**Task brief:**
Copy out each line that has "Respons" in it.

**Data for this exercise:**

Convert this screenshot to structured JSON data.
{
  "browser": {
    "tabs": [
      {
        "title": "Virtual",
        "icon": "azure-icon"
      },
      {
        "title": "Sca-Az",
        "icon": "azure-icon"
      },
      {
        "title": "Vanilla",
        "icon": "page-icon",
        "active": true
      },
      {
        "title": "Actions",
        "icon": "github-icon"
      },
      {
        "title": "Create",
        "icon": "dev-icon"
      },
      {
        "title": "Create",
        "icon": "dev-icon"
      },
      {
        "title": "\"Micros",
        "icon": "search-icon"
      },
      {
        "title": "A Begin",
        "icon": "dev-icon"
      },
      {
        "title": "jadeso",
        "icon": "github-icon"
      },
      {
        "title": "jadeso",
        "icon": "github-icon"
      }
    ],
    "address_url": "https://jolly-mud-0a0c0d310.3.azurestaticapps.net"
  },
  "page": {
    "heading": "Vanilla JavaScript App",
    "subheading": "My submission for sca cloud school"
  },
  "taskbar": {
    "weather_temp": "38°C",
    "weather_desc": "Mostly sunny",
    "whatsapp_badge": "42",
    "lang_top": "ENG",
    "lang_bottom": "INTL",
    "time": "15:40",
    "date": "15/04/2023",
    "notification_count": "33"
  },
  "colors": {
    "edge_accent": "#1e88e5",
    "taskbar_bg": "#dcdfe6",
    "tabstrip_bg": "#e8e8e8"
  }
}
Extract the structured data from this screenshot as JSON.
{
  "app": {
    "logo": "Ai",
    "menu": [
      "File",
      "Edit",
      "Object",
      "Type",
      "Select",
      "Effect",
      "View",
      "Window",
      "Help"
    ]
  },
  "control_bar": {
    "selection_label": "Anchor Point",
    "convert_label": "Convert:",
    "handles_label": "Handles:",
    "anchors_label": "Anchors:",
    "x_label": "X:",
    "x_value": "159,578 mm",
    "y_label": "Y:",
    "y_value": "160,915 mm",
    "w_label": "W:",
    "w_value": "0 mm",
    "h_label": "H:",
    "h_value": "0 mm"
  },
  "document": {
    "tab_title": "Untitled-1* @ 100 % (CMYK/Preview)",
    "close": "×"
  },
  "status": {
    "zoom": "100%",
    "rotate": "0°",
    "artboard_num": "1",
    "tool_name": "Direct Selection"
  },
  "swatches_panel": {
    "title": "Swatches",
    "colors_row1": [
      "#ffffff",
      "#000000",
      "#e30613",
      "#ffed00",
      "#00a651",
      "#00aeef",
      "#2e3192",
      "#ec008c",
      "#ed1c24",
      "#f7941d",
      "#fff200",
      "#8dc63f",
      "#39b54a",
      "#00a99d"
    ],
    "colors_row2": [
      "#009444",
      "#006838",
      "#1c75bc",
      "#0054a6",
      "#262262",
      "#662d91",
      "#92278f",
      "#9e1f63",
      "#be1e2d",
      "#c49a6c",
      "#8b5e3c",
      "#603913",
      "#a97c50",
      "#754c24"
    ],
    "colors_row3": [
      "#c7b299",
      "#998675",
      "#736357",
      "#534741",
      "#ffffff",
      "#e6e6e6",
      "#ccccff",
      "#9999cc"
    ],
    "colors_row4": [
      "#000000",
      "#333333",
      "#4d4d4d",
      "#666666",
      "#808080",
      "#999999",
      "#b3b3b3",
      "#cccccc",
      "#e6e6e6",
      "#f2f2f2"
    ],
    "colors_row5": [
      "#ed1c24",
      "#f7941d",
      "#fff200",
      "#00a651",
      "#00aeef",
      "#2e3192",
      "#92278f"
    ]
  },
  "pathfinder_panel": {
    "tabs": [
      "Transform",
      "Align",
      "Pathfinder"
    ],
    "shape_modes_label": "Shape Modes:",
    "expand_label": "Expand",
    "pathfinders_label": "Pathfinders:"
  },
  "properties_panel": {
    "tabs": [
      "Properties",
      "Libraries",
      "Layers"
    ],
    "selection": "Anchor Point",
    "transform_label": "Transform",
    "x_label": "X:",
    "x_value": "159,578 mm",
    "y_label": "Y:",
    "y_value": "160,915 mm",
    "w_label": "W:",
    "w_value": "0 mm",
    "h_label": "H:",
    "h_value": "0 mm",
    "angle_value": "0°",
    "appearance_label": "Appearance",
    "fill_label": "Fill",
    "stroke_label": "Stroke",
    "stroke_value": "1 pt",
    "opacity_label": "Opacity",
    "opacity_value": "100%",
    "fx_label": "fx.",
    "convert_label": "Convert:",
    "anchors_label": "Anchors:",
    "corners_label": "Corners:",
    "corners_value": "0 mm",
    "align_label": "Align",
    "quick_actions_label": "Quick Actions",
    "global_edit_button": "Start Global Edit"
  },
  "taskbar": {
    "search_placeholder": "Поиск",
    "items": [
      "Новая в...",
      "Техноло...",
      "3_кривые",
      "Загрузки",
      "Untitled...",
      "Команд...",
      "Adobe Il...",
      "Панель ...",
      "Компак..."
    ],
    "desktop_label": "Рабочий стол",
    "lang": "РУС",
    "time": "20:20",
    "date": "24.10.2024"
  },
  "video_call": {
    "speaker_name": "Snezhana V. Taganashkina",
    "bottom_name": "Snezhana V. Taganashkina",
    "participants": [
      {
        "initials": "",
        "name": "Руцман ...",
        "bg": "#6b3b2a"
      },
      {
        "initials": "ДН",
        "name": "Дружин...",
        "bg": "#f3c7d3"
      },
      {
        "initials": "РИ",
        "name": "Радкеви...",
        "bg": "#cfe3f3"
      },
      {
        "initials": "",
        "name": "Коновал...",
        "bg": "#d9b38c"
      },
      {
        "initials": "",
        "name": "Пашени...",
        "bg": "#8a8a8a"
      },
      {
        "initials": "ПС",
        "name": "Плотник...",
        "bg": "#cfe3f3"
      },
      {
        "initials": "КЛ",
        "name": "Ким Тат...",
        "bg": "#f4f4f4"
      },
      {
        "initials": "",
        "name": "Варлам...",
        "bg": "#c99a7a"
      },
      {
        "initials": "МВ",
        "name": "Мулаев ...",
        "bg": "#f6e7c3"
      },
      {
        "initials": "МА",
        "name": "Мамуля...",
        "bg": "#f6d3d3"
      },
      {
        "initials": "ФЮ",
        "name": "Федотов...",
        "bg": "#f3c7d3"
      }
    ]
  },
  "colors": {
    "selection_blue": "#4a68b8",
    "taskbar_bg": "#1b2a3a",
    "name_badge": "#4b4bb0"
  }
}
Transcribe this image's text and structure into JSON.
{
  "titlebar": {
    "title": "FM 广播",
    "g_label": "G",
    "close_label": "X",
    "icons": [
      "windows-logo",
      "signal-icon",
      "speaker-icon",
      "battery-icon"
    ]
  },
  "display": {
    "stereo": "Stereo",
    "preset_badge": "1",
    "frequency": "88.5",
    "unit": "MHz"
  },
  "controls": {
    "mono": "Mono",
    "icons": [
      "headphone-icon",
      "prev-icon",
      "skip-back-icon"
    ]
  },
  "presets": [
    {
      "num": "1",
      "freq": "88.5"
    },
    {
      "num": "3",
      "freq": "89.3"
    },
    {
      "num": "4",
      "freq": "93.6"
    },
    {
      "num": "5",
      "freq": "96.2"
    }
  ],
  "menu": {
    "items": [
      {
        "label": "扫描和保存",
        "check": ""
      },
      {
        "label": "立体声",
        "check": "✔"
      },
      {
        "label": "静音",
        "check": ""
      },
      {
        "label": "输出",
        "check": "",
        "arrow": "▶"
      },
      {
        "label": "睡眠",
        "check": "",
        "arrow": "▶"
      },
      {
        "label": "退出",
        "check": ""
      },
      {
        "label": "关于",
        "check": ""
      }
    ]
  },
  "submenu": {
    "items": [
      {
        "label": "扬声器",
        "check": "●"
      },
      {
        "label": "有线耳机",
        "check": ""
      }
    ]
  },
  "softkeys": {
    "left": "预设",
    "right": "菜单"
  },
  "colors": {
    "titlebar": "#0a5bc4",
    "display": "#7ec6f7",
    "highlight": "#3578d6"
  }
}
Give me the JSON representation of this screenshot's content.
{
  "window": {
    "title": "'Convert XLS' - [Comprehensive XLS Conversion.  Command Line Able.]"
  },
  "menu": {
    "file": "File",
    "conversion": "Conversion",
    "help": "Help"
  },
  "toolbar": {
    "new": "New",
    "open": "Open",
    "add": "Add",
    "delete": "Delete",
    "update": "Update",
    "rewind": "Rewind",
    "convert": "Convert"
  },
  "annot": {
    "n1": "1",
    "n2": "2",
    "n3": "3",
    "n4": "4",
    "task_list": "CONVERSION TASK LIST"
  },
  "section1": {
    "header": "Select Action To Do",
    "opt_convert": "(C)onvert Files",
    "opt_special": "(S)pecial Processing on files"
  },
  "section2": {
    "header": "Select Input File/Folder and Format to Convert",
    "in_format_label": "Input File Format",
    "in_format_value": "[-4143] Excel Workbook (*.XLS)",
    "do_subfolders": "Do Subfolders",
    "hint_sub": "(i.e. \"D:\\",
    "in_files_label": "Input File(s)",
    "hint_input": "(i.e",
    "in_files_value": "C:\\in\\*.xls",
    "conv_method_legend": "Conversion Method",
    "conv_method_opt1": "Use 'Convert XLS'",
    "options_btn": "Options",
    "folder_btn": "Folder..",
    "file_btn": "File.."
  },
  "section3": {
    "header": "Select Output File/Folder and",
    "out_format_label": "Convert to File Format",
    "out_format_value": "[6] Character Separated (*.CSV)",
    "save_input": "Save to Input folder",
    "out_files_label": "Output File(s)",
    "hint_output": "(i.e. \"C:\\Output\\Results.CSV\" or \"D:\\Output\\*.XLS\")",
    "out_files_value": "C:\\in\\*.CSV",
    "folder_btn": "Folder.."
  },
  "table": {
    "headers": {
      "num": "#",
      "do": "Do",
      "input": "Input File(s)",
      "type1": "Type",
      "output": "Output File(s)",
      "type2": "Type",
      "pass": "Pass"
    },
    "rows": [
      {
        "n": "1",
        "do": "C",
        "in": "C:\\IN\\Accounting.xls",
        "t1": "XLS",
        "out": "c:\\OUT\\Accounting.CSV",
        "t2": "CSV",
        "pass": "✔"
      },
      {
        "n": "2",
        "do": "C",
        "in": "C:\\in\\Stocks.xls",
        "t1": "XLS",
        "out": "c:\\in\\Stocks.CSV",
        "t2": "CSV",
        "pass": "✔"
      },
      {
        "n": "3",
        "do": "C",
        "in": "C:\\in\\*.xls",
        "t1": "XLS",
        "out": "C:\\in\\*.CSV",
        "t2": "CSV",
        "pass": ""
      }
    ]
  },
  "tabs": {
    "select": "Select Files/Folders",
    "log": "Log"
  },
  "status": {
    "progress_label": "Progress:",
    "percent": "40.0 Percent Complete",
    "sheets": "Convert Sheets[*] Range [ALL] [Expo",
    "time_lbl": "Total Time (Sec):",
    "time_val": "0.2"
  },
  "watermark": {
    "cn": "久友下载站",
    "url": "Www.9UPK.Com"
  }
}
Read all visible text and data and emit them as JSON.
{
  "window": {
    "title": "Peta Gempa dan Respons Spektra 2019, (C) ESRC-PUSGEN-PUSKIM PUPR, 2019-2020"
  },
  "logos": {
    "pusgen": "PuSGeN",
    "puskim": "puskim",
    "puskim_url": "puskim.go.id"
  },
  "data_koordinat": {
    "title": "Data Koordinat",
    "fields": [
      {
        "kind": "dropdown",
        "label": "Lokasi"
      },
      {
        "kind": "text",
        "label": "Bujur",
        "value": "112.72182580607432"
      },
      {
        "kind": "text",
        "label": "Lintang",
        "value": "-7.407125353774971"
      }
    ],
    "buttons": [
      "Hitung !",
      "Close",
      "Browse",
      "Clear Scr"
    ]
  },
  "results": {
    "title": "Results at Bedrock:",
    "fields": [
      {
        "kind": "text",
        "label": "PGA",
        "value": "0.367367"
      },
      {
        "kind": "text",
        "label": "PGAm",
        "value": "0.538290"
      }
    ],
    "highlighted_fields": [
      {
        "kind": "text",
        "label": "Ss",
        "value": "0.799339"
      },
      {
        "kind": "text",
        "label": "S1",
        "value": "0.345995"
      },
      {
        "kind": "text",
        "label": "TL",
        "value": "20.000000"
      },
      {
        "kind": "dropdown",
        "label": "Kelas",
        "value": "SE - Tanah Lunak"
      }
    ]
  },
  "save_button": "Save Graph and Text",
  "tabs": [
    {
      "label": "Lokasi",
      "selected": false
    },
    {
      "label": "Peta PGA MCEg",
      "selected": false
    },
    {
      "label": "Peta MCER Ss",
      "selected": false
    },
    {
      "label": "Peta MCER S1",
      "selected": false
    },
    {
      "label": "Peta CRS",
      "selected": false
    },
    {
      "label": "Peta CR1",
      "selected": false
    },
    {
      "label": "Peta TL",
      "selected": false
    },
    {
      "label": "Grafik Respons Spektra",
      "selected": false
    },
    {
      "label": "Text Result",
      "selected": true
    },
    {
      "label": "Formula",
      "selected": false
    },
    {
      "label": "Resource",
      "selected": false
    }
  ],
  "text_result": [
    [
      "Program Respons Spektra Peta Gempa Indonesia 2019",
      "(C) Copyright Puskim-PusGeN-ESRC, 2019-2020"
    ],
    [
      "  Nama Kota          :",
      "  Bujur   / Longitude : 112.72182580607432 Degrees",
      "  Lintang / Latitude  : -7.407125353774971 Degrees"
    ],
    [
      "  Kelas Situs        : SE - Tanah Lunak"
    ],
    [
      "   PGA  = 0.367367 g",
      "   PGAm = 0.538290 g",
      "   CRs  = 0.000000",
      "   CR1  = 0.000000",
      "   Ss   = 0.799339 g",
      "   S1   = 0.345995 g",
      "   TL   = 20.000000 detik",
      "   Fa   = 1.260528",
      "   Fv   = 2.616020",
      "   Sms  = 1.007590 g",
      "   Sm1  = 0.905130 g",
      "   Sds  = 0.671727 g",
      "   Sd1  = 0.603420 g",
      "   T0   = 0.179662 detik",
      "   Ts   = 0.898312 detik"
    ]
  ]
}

**Completed exercise:**
    "title": "Peta Gempa dan Respons Spektra 2019, (C) ESRC-PUSGEN-PUSKIM PUPR, 2019-2020"
      "label": "Grafik Respons Spektra",
      "Program Respons Spektra Peta Gempa Indonesia 2019",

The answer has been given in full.